## Written task
Go through the data and copy every line exactly, but not the images.

## Entries
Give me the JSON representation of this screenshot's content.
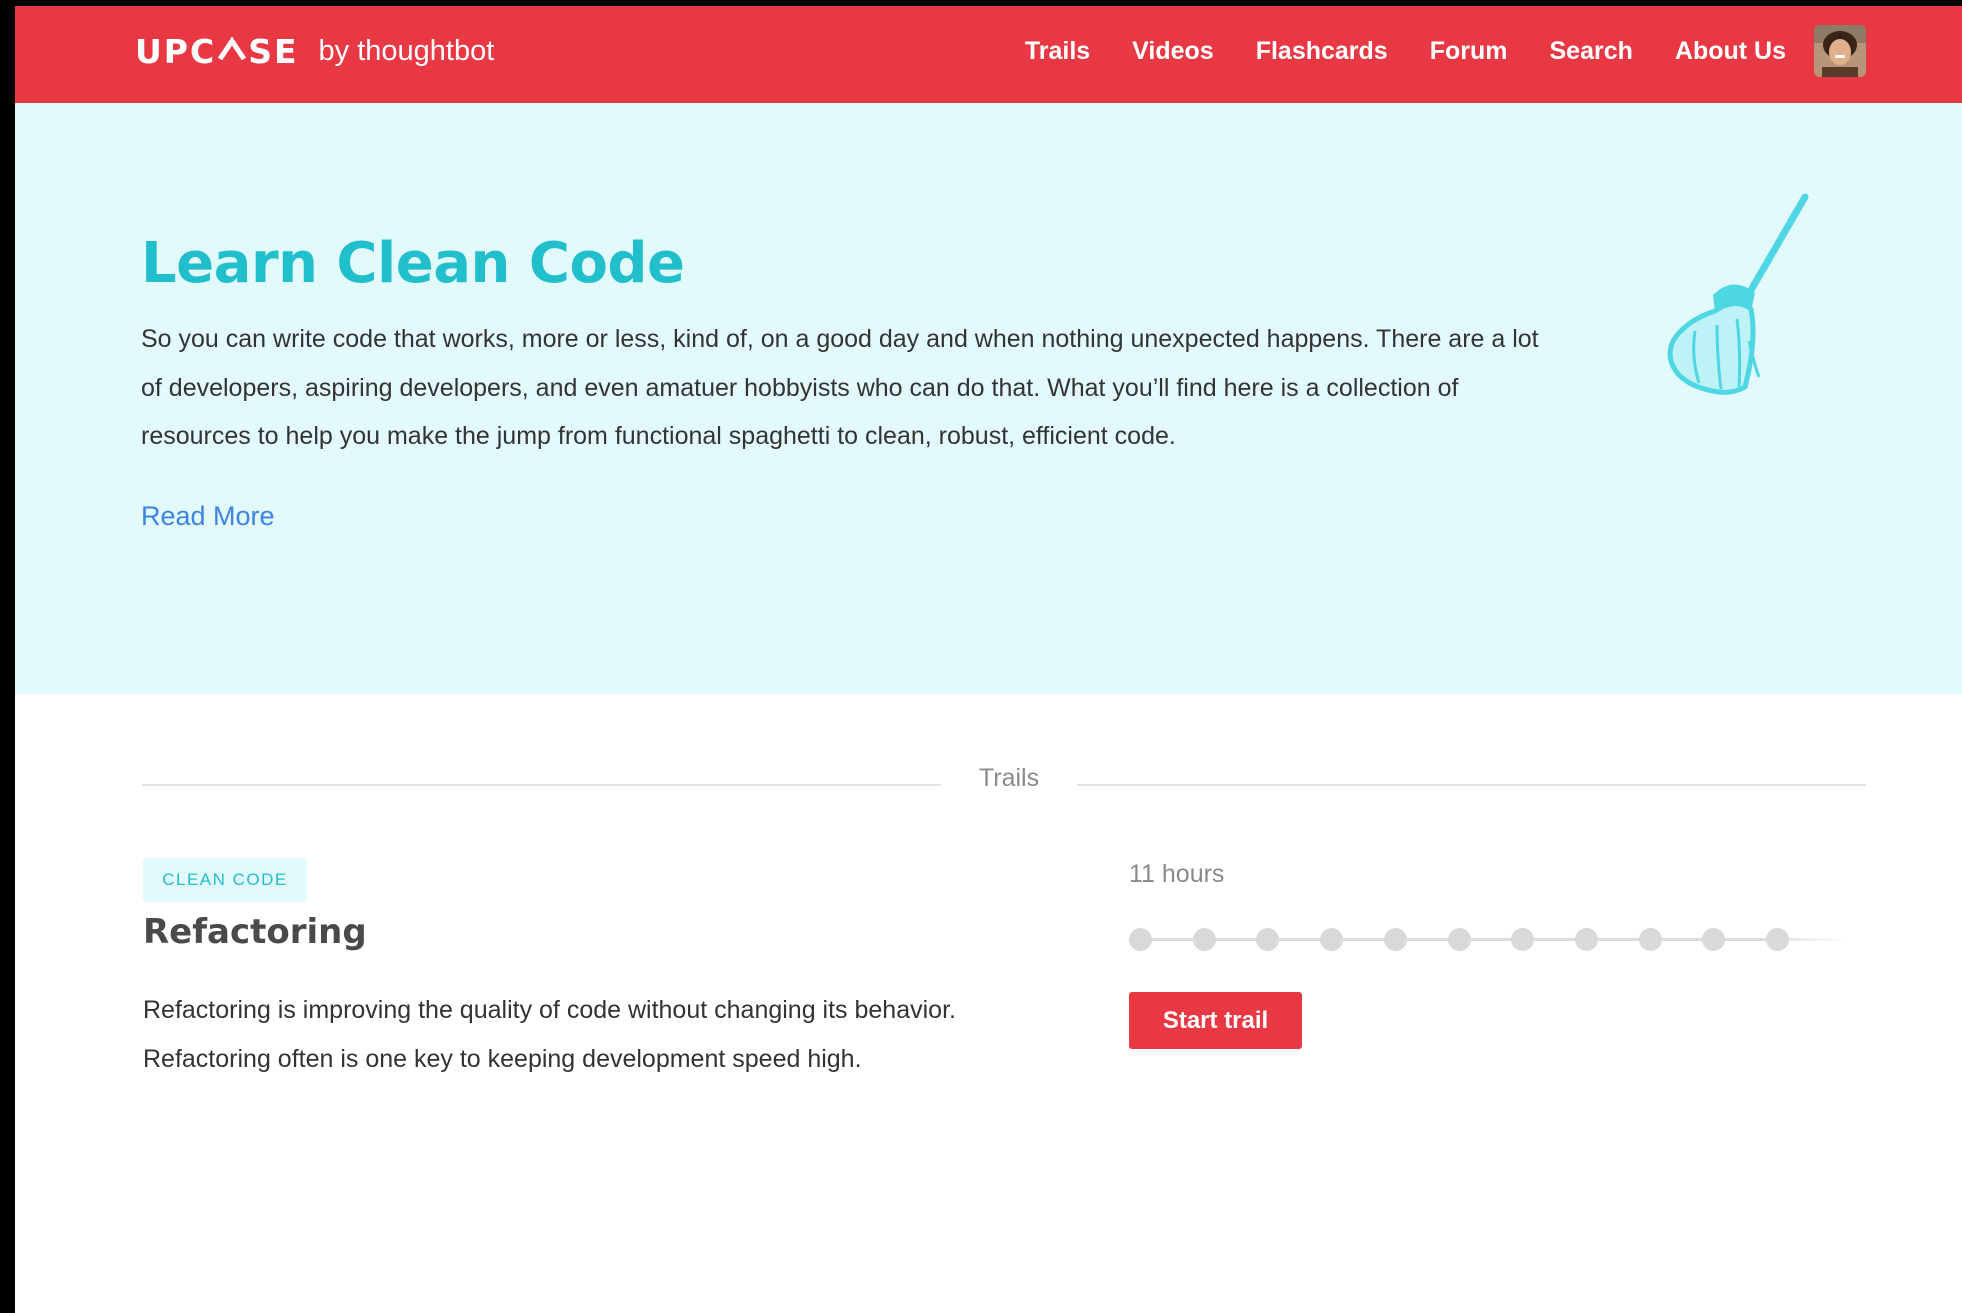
{
  "header": {
    "logo_left": "UPC",
    "logo_right": "SE",
    "logo_by": "by thoughtbot",
    "nav": [
      {
        "label": "Trails"
      },
      {
        "label": "Videos"
      },
      {
        "label": "Flashcards"
      },
      {
        "label": "Forum"
      },
      {
        "label": "Search"
      },
      {
        "label": "About Us"
      }
    ],
    "avatar_icon": "user-avatar"
  },
  "hero": {
    "title": "Learn Clean Code",
    "body": "So you can write code that works, more or less, kind of, on a good day and when nothing unexpected happens. There are a lot of developers, aspiring developers, and even amatuer hobbyists who can do that. What you’ll find here is a collection of resources to help you make the jump from functional spaghetti to clean, robust, efficient code.",
    "read_more": "Read More",
    "illustration_icon": "broom-icon"
  },
  "trails_section": {
    "heading": "Trails",
    "trail": {
      "badge": "CLEAN CODE",
      "title": "Refactoring",
      "description": "Refactoring is improving the quality of code without changing its behavior. Refactoring often is one key to keeping development speed high.",
      "duration": "11 hours",
      "step_count": 11,
      "start_label": "Start trail"
    }
  },
  "colors": {
    "brand_red": "#e83844",
    "hero_bg": "#e3fafd",
    "accent_teal": "#21bfcb",
    "link_blue": "#3c84e0",
    "step_gray": "#d9d9d9"
  }
}
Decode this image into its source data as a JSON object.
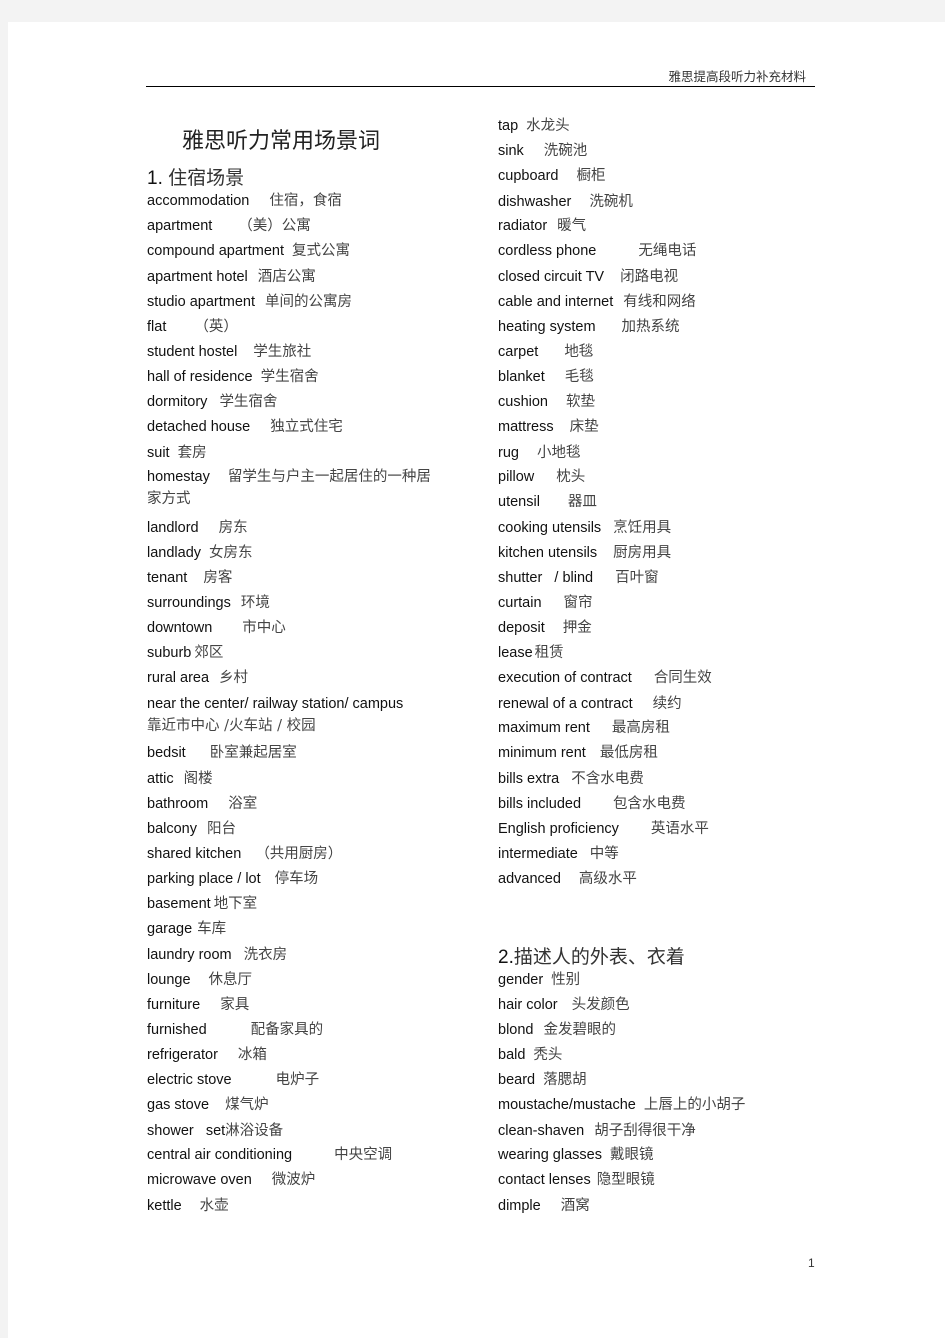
{
  "header": {
    "running_title": "雅思提高段听力补充材料"
  },
  "document": {
    "title": "雅思听力常用场景词"
  },
  "sections": [
    {
      "heading_num": "1.",
      "heading_text": "住宿场景",
      "entries": [
        {
          "en": "accommodation",
          "zh": "住宿，食宿"
        },
        {
          "en": "apartment",
          "zh": "（美）公寓"
        },
        {
          "en": "compound apartment",
          "zh": "复式公寓"
        },
        {
          "en": "apartment hotel",
          "zh": "酒店公寓"
        },
        {
          "en": "studio apartment",
          "zh": "单间的公寓房"
        },
        {
          "en": "flat",
          "zh": "（英）"
        },
        {
          "en": "student hostel",
          "zh": "学生旅社"
        },
        {
          "en": "hall of residence",
          "zh": "学生宿舍"
        },
        {
          "en": "dormitory",
          "zh": "学生宿舍"
        },
        {
          "en": "detached house",
          "zh": "独立式住宅"
        },
        {
          "en": "suit",
          "zh": "套房"
        },
        {
          "en": "homestay",
          "zh": "留学生与户主一起居住的一种居家方式"
        },
        {
          "en": "landlord",
          "zh": "房东"
        },
        {
          "en": "landlady",
          "zh": "女房东"
        },
        {
          "en": "tenant",
          "zh": "房客"
        },
        {
          "en": "surroundings",
          "zh": "环境"
        },
        {
          "en": "downtown",
          "zh": "市中心"
        },
        {
          "en": "suburb",
          "zh": "郊区"
        },
        {
          "en": "rural area",
          "zh": "乡村"
        },
        {
          "en": "near the center/ railway station/ campus",
          "zh": "靠近市中心 /火车站 / 校园"
        },
        {
          "en": "bedsit",
          "zh": "卧室兼起居室"
        },
        {
          "en": "attic",
          "zh": "阁楼"
        },
        {
          "en": "bathroom",
          "zh": "浴室"
        },
        {
          "en": "balcony",
          "zh": "阳台"
        },
        {
          "en": "shared kitchen",
          "zh": "（共用厨房）"
        },
        {
          "en": "parking place / lot",
          "zh": "停车场"
        },
        {
          "en": "basement",
          "zh": "地下室"
        },
        {
          "en": "garage",
          "zh": "车库"
        },
        {
          "en": "laundry room",
          "zh": "洗衣房"
        },
        {
          "en": "lounge",
          "zh": "休息厅"
        },
        {
          "en": "furniture",
          "zh": "家具"
        },
        {
          "en": "furnished",
          "zh": "配备家具的"
        },
        {
          "en": "refrigerator",
          "zh": "冰箱"
        },
        {
          "en": "electric stove",
          "zh": "电炉子"
        },
        {
          "en": "gas stove",
          "zh": "煤气炉"
        },
        {
          "en": "shower   set",
          "zh": "淋浴设备"
        },
        {
          "en": "central air conditioning",
          "zh": "中央空调"
        },
        {
          "en": "microwave oven",
          "zh": "微波炉"
        },
        {
          "en": "kettle",
          "zh": "水壶"
        },
        {
          "en": "tap",
          "zh": "水龙头"
        },
        {
          "en": "sink",
          "zh": "洗碗池"
        },
        {
          "en": "cupboard",
          "zh": "橱柜"
        },
        {
          "en": "dishwasher",
          "zh": "洗碗机"
        },
        {
          "en": "radiator",
          "zh": "暖气"
        },
        {
          "en": "cordless phone",
          "zh": "无绳电话"
        },
        {
          "en": "closed circuit TV",
          "zh": "闭路电视"
        },
        {
          "en": "cable and internet",
          "zh": "有线和网络"
        },
        {
          "en": "heating system",
          "zh": "加热系统"
        },
        {
          "en": "carpet",
          "zh": "地毯"
        },
        {
          "en": "blanket",
          "zh": "毛毯"
        },
        {
          "en": "cushion",
          "zh": "软垫"
        },
        {
          "en": "mattress",
          "zh": "床垫"
        },
        {
          "en": "rug",
          "zh": "小地毯"
        },
        {
          "en": "pillow",
          "zh": "枕头"
        },
        {
          "en": "utensil",
          "zh": "器皿"
        },
        {
          "en": "cooking utensils",
          "zh": "烹饪用具"
        },
        {
          "en": "kitchen utensils",
          "zh": "厨房用具"
        },
        {
          "en": "shutter   / blind",
          "zh": "百叶窗"
        },
        {
          "en": "curtain",
          "zh": "窗帘"
        },
        {
          "en": "deposit",
          "zh": "押金"
        },
        {
          "en": "lease",
          "zh": "租赁"
        },
        {
          "en": "execution of contract",
          "zh": "合同生效"
        },
        {
          "en": "renewal of a contract",
          "zh": "续约"
        },
        {
          "en": "maximum rent",
          "zh": "最高房租"
        },
        {
          "en": "minimum rent",
          "zh": "最低房租"
        },
        {
          "en": "bills extra",
          "zh": "不含水电费"
        },
        {
          "en": "bills included",
          "zh": "包含水电费"
        },
        {
          "en": "English proficiency",
          "zh": "英语水平"
        },
        {
          "en": "intermediate",
          "zh": "中等"
        },
        {
          "en": "advanced",
          "zh": "高级水平"
        }
      ]
    },
    {
      "heading_num": "2.",
      "heading_text": "描述人的外表、衣着",
      "entries": [
        {
          "en": "gender",
          "zh": "性别"
        },
        {
          "en": "hair color",
          "zh": "头发颜色"
        },
        {
          "en": "blond",
          "zh": "金发碧眼的"
        },
        {
          "en": "bald",
          "zh": "秃头"
        },
        {
          "en": "beard",
          "zh": "落腮胡"
        },
        {
          "en": "moustache/mustache",
          "zh": "上唇上的小胡子"
        },
        {
          "en": "clean-shaven",
          "zh": "胡子刮得很干净"
        },
        {
          "en": "wearing glasses",
          "zh": "戴眼镜"
        },
        {
          "en": "contact lenses",
          "zh": "隐型眼镜"
        },
        {
          "en": "dimple",
          "zh": "酒窝"
        }
      ]
    }
  ],
  "footer": {
    "page_number": "1"
  }
}
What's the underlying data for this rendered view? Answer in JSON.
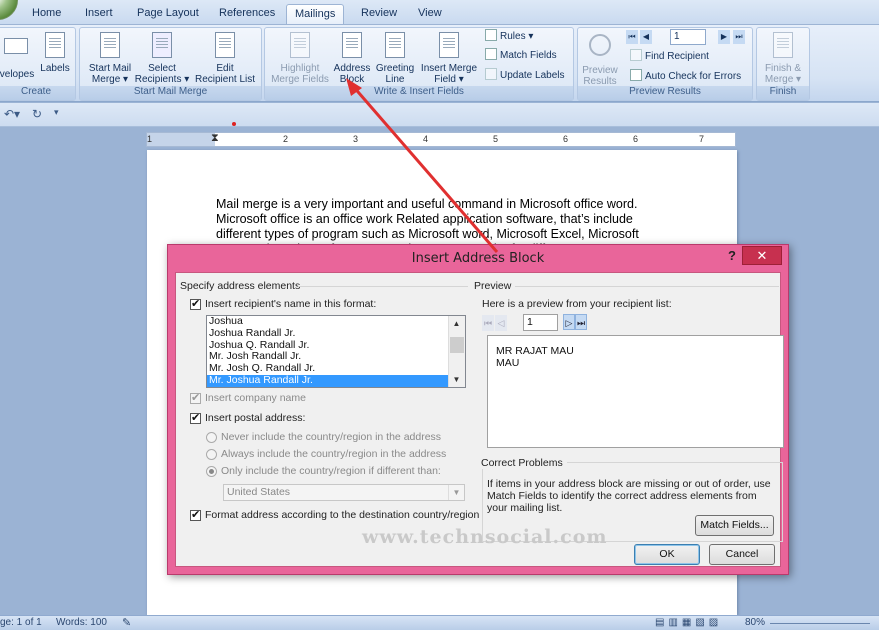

## Complete output
Give me the JSON representation of this screenshot's content.
{
  "header": {
    "logo_left": "UPC",
    "logo_right": "SE",
    "logo_by": "by thoughtbot",
    "nav": [
      {
        "label": "Trails"
      },
      {
        "label": "Videos"
      },
      {
        "label": "Flashcards"
      },
      {
        "label": "Forum"
      },
      {
        "label": "Search"
      },
      {
        "label": "About Us"
      }
    ],
    "avatar_icon": "user-avatar"
  },
  "hero": {
    "title": "Learn Clean Code",
    "body": "So you can write code that works, more or less, kind of, on a good day and when nothing unexpected happens. There are a lot of developers, aspiring developers, and even amatuer hobbyists who can do that. What you’ll find here is a collection of resources to help you make the jump from functional spaghetti to clean, robust, efficient code.",
    "read_more": "Read More",
    "illustration_icon": "broom-icon"
  },
  "trails_section": {
    "heading": "Trails",
    "trail": {
      "badge": "CLEAN CODE",
      "title": "Refactoring",
      "description": "Refactoring is improving the quality of code without changing its behavior. Refactoring often is one key to keeping development speed high.",
      "duration": "11 hours",
      "step_count": 11,
      "start_label": "Start trail"
    }
  },
  "colors": {
    "brand_red": "#e83844",
    "hero_bg": "#e3fafd",
    "accent_teal": "#21bfcb",
    "link_blue": "#3c84e0",
    "step_gray": "#d9d9d9"
  }
}
Decode this image into its source data as a JSON object.
{
  "header": {
    "running_title": "雅思提高段听力补充材料"
  },
  "document": {
    "title": "雅思听力常用场景词"
  },
  "sections": [
    {
      "heading_num": "1.",
      "heading_text": "住宿场景",
      "entries": [
        {
          "en": "accommodation",
          "zh": "住宿，食宿"
        },
        {
          "en": "apartment",
          "zh": "（美）公寓"
        },
        {
          "en": "compound apartment",
          "zh": "复式公寓"
        },
        {
          "en": "apartment hotel",
          "zh": "酒店公寓"
        },
        {
          "en": "studio apartment",
          "zh": "单间的公寓房"
        },
        {
          "en": "flat",
          "zh": "（英）"
        },
        {
          "en": "student hostel",
          "zh": "学生旅社"
        },
        {
          "en": "hall of residence",
          "zh": "学生宿舍"
        },
        {
          "en": "dormitory",
          "zh": "学生宿舍"
        },
        {
          "en": "detached house",
          "zh": "独立式住宅"
        },
        {
          "en": "suit",
          "zh": "套房"
        },
        {
          "en": "homestay",
          "zh": "留学生与户主一起居住的一种居家方式"
        },
        {
          "en": "landlord",
          "zh": "房东"
        },
        {
          "en": "landlady",
          "zh": "女房东"
        },
        {
          "en": "tenant",
          "zh": "房客"
        },
        {
          "en": "surroundings",
          "zh": "环境"
        },
        {
          "en": "downtown",
          "zh": "市中心"
        },
        {
          "en": "suburb",
          "zh": "郊区"
        },
        {
          "en": "rural area",
          "zh": "乡村"
        },
        {
          "en": "near the center/ railway station/ campus",
          "zh": "靠近市中心 /火车站 / 校园"
        },
        {
          "en": "bedsit",
          "zh": "卧室兼起居室"
        },
        {
          "en": "attic",
          "zh": "阁楼"
        },
        {
          "en": "bathroom",
          "zh": "浴室"
        },
        {
          "en": "balcony",
          "zh": "阳台"
        },
        {
          "en": "shared kitchen",
          "zh": "（共用厨房）"
        },
        {
          "en": "parking place / lot",
          "zh": "停车场"
        },
        {
          "en": "basement",
          "zh": "地下室"
        },
        {
          "en": "garage",
          "zh": "车库"
        },
        {
          "en": "laundry room",
          "zh": "洗衣房"
        },
        {
          "en": "lounge",
          "zh": "休息厅"
        },
        {
          "en": "furniture",
          "zh": "家具"
        },
        {
          "en": "furnished",
          "zh": "配备家具的"
        },
        {
          "en": "refrigerator",
          "zh": "冰箱"
        },
        {
          "en": "electric stove",
          "zh": "电炉子"
        },
        {
          "en": "gas stove",
          "zh": "煤气炉"
        },
        {
          "en": "shower   set",
          "zh": "淋浴设备"
        },
        {
          "en": "central air conditioning",
          "zh": "中央空调"
        },
        {
          "en": "microwave oven",
          "zh": "微波炉"
        },
        {
          "en": "kettle",
          "zh": "水壶"
        },
        {
          "en": "tap",
          "zh": "水龙头"
        },
        {
          "en": "sink",
          "zh": "洗碗池"
        },
        {
          "en": "cupboard",
          "zh": "橱柜"
        },
        {
          "en": "dishwasher",
          "zh": "洗碗机"
        },
        {
          "en": "radiator",
          "zh": "暖气"
        },
        {
          "en": "cordless phone",
          "zh": "无绳电话"
        },
        {
          "en": "closed circuit TV",
          "zh": "闭路电视"
        },
        {
          "en": "cable and internet",
          "zh": "有线和网络"
        },
        {
          "en": "heating system",
          "zh": "加热系统"
        },
        {
          "en": "carpet",
          "zh": "地毯"
        },
        {
          "en": "blanket",
          "zh": "毛毯"
        },
        {
          "en": "cushion",
          "zh": "软垫"
        },
        {
          "en": "mattress",
          "zh": "床垫"
        },
        {
          "en": "rug",
          "zh": "小地毯"
        },
        {
          "en": "pillow",
          "zh": "枕头"
        },
        {
          "en": "utensil",
          "zh": "器皿"
        },
        {
          "en": "cooking utensils",
          "zh": "烹饪用具"
        },
        {
          "en": "kitchen utensils",
          "zh": "厨房用具"
        },
        {
          "en": "shutter   / blind",
          "zh": "百叶窗"
        },
        {
          "en": "curtain",
          "zh": "窗帘"
        },
        {
          "en": "deposit",
          "zh": "押金"
        },
        {
          "en": "lease",
          "zh": "租赁"
        },
        {
          "en": "execution of contract",
          "zh": "合同生效"
        },
        {
          "en": "renewal of a contract",
          "zh": "续约"
        },
        {
          "en": "maximum rent",
          "zh": "最高房租"
        },
        {
          "en": "minimum rent",
          "zh": "最低房租"
        },
        {
          "en": "bills extra",
          "zh": "不含水电费"
        },
        {
          "en": "bills included",
          "zh": "包含水电费"
        },
        {
          "en": "English proficiency",
          "zh": "英语水平"
        },
        {
          "en": "intermediate",
          "zh": "中等"
        },
        {
          "en": "advanced",
          "zh": "高级水平"
        }
      ]
    },
    {
      "heading_num": "2.",
      "heading_text": "描述人的外表、衣着",
      "entries": [
        {
          "en": "gender",
          "zh": "性别"
        },
        {
          "en": "hair color",
          "zh": "头发颜色"
        },
        {
          "en": "blond",
          "zh": "金发碧眼的"
        },
        {
          "en": "bald",
          "zh": "秃头"
        },
        {
          "en": "beard",
          "zh": "落腮胡"
        },
        {
          "en": "moustache/mustache",
          "zh": "上唇上的小胡子"
        },
        {
          "en": "clean-shaven",
          "zh": "胡子刮得很干净"
        },
        {
          "en": "wearing glasses",
          "zh": "戴眼镜"
        },
        {
          "en": "contact lenses",
          "zh": "隐型眼镜"
        },
        {
          "en": "dimple",
          "zh": "酒窝"
        }
      ]
    }
  ],
  "footer": {
    "page_number": "1"
  }
}
What's the underlying data for this rendered view? Answer in JSON.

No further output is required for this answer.